#### WHAT TO PRODUCE
Find how many lines in the material contain "JSON"; your answer should be that number alone.

#### ENTRIES
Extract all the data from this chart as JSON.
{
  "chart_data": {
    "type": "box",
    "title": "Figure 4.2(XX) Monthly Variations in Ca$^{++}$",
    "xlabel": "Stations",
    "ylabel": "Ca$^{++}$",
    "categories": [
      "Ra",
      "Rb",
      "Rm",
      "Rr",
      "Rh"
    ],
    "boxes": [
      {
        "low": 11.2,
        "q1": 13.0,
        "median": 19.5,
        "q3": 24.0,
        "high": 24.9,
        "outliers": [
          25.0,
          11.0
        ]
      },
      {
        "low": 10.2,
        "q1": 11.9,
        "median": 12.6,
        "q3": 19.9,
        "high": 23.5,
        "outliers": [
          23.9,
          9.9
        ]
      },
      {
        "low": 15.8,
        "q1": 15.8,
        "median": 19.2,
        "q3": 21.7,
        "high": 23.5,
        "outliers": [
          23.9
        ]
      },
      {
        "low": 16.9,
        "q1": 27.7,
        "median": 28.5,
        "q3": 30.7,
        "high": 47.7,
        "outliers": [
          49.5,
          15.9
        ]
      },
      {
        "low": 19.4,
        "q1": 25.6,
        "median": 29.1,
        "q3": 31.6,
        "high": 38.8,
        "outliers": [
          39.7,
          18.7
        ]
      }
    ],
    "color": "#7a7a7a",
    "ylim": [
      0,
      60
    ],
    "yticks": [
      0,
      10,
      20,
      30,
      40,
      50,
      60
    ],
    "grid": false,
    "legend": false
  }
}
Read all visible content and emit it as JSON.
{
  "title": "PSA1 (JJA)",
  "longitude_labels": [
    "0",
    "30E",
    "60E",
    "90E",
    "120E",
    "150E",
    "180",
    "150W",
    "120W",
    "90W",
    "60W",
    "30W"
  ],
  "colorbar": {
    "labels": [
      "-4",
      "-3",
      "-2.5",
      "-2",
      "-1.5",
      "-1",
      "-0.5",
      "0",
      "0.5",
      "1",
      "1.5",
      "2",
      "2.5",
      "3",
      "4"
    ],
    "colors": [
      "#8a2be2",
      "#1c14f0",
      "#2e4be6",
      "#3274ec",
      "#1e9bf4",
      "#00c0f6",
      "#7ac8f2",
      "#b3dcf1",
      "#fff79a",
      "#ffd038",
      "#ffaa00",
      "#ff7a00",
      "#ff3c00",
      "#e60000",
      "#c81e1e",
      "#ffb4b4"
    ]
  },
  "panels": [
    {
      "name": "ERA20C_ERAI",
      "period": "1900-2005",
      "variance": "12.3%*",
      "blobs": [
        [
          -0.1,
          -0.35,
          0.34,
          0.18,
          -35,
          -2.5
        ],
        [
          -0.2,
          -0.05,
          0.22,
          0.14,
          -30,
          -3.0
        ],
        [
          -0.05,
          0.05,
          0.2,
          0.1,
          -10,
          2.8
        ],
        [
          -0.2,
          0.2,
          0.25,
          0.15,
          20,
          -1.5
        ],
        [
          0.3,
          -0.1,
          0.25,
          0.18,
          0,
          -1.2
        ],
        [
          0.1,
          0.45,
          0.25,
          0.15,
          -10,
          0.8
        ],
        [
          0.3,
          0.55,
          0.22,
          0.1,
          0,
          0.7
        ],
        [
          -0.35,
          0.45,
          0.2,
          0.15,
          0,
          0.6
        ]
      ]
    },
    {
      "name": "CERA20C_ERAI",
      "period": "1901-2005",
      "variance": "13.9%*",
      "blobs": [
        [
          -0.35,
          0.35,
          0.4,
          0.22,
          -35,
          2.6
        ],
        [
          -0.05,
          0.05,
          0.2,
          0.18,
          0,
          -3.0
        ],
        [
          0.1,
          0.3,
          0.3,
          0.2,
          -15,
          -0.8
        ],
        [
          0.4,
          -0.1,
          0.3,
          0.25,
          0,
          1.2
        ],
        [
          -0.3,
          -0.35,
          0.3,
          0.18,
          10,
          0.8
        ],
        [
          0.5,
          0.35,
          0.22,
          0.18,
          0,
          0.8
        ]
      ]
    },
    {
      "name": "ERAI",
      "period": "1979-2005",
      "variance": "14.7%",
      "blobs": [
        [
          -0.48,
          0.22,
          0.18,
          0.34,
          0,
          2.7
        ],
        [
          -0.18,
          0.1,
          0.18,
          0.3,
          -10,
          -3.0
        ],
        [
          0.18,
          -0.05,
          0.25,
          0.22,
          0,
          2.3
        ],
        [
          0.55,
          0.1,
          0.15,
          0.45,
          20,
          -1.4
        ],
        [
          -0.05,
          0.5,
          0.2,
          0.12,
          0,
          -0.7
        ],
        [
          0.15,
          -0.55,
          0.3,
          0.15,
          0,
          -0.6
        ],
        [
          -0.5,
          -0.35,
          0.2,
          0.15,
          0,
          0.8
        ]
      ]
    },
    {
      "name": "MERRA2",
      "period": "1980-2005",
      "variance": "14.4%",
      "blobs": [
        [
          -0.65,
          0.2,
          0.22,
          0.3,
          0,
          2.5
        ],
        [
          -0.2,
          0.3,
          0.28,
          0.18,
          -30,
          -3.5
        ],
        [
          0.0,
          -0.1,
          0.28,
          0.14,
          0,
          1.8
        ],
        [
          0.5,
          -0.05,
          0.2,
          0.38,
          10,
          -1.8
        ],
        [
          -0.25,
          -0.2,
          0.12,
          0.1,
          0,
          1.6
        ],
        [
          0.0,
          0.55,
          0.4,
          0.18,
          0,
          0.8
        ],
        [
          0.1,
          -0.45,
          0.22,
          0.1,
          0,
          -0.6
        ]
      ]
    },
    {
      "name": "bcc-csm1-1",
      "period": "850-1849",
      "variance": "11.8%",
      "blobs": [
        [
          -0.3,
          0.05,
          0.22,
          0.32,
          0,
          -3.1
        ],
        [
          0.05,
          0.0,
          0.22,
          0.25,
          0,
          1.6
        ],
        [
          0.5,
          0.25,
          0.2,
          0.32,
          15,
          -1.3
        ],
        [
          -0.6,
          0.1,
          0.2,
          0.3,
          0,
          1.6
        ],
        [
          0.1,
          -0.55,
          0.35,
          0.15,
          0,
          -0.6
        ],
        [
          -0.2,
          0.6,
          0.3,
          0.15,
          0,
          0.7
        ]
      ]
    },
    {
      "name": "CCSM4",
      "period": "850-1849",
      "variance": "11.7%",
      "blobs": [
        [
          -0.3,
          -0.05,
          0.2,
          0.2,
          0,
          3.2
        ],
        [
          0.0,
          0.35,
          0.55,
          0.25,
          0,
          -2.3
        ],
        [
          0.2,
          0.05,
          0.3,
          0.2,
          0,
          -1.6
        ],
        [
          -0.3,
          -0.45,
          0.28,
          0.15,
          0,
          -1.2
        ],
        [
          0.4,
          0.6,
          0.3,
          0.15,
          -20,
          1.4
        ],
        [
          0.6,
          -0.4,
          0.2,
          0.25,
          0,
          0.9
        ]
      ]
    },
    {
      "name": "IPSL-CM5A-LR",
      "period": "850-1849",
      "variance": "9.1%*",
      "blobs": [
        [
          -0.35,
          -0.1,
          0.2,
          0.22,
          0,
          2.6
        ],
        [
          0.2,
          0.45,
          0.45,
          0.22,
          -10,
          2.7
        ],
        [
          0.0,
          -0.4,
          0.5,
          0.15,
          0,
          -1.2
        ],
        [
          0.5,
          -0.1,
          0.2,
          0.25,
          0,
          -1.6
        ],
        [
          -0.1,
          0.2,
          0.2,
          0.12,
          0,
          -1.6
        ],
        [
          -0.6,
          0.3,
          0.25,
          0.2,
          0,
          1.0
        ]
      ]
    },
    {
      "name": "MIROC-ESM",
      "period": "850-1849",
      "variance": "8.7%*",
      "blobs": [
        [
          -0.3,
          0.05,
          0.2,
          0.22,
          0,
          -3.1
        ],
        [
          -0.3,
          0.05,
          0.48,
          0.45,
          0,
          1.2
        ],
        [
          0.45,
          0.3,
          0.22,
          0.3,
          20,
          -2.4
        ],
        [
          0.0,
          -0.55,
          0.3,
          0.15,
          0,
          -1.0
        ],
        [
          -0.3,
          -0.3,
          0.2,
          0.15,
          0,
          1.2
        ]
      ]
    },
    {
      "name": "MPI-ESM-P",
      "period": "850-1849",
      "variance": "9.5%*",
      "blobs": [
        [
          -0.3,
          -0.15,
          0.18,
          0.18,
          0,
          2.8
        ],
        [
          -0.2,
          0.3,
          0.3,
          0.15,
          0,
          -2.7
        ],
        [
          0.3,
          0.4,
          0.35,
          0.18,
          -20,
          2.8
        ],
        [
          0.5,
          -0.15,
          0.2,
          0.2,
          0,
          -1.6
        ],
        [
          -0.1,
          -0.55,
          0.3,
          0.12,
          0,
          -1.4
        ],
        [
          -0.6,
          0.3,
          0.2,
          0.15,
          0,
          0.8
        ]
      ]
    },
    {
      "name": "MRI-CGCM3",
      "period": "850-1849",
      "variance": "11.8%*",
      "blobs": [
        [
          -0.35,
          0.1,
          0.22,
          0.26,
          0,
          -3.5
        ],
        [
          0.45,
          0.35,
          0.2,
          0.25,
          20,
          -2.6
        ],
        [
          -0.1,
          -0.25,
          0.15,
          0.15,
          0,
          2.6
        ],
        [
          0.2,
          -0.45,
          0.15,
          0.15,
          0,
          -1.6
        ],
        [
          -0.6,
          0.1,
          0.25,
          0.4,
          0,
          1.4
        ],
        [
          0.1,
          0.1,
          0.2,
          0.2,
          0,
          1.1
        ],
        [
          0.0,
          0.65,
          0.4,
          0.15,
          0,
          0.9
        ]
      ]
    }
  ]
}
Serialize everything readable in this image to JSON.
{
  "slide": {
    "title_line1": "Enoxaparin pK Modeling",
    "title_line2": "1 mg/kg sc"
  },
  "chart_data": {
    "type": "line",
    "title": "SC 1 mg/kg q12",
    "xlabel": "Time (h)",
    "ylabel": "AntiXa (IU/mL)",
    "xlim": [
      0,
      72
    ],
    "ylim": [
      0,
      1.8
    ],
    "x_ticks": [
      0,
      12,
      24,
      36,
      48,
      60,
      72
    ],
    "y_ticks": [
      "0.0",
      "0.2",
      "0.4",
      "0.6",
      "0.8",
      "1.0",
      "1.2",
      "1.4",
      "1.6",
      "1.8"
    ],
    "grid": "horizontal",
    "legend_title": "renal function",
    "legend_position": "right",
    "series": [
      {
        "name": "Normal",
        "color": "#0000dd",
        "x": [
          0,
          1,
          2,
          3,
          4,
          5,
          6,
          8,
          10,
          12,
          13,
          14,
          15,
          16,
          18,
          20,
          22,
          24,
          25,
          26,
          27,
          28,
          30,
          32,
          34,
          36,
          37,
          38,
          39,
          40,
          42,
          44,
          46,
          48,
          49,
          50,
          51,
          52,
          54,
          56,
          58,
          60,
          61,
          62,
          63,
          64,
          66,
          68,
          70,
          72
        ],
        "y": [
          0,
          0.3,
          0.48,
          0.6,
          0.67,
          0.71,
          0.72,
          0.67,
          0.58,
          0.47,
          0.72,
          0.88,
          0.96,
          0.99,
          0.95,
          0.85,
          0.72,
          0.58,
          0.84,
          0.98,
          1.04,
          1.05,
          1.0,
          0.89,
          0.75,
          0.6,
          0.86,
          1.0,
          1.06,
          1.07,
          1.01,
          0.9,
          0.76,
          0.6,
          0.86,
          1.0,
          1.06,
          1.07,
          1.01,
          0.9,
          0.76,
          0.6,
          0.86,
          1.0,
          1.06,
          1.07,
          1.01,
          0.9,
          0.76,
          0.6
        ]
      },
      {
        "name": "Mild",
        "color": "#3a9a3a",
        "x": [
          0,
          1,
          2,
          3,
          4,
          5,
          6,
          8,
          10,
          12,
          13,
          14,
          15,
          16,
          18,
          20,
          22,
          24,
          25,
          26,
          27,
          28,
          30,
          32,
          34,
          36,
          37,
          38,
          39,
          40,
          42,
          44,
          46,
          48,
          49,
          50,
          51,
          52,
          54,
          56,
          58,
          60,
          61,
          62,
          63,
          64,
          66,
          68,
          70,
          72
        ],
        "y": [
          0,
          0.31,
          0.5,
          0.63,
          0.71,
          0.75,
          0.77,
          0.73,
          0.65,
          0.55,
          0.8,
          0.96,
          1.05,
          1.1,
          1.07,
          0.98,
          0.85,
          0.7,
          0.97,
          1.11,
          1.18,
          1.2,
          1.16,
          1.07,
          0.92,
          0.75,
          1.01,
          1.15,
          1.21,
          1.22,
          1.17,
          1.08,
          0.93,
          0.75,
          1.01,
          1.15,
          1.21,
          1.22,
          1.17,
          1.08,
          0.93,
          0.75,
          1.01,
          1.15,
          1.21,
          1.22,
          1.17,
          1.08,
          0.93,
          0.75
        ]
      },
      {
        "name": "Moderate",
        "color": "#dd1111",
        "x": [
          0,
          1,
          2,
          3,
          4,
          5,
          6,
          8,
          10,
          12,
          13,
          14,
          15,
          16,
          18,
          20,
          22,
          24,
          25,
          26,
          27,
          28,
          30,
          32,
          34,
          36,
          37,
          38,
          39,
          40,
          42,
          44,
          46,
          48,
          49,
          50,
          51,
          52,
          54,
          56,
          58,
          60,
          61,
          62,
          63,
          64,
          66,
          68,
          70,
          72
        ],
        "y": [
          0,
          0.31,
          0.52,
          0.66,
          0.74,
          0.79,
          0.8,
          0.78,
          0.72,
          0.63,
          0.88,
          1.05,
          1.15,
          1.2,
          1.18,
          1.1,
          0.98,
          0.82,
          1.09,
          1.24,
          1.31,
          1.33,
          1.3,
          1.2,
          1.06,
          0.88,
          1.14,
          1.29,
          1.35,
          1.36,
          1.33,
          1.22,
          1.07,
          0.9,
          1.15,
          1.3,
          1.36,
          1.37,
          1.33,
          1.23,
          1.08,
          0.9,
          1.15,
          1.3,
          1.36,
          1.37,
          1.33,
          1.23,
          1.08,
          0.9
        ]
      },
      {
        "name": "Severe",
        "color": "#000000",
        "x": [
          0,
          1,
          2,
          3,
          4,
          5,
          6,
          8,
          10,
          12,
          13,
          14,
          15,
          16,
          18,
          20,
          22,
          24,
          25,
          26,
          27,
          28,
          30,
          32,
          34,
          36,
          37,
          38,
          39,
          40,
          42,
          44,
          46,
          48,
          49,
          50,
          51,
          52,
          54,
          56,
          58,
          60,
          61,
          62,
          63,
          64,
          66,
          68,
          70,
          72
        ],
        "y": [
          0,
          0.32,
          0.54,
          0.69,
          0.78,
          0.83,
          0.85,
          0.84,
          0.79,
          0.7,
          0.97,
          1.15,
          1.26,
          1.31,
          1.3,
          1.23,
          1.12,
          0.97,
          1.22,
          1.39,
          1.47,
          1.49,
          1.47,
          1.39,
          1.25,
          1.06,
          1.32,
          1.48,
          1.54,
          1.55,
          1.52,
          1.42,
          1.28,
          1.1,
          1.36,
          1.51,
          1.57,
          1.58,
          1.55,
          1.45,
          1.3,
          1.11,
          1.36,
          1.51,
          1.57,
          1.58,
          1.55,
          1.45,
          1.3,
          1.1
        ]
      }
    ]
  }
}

#### RESULT OF THIS EXERCISE
3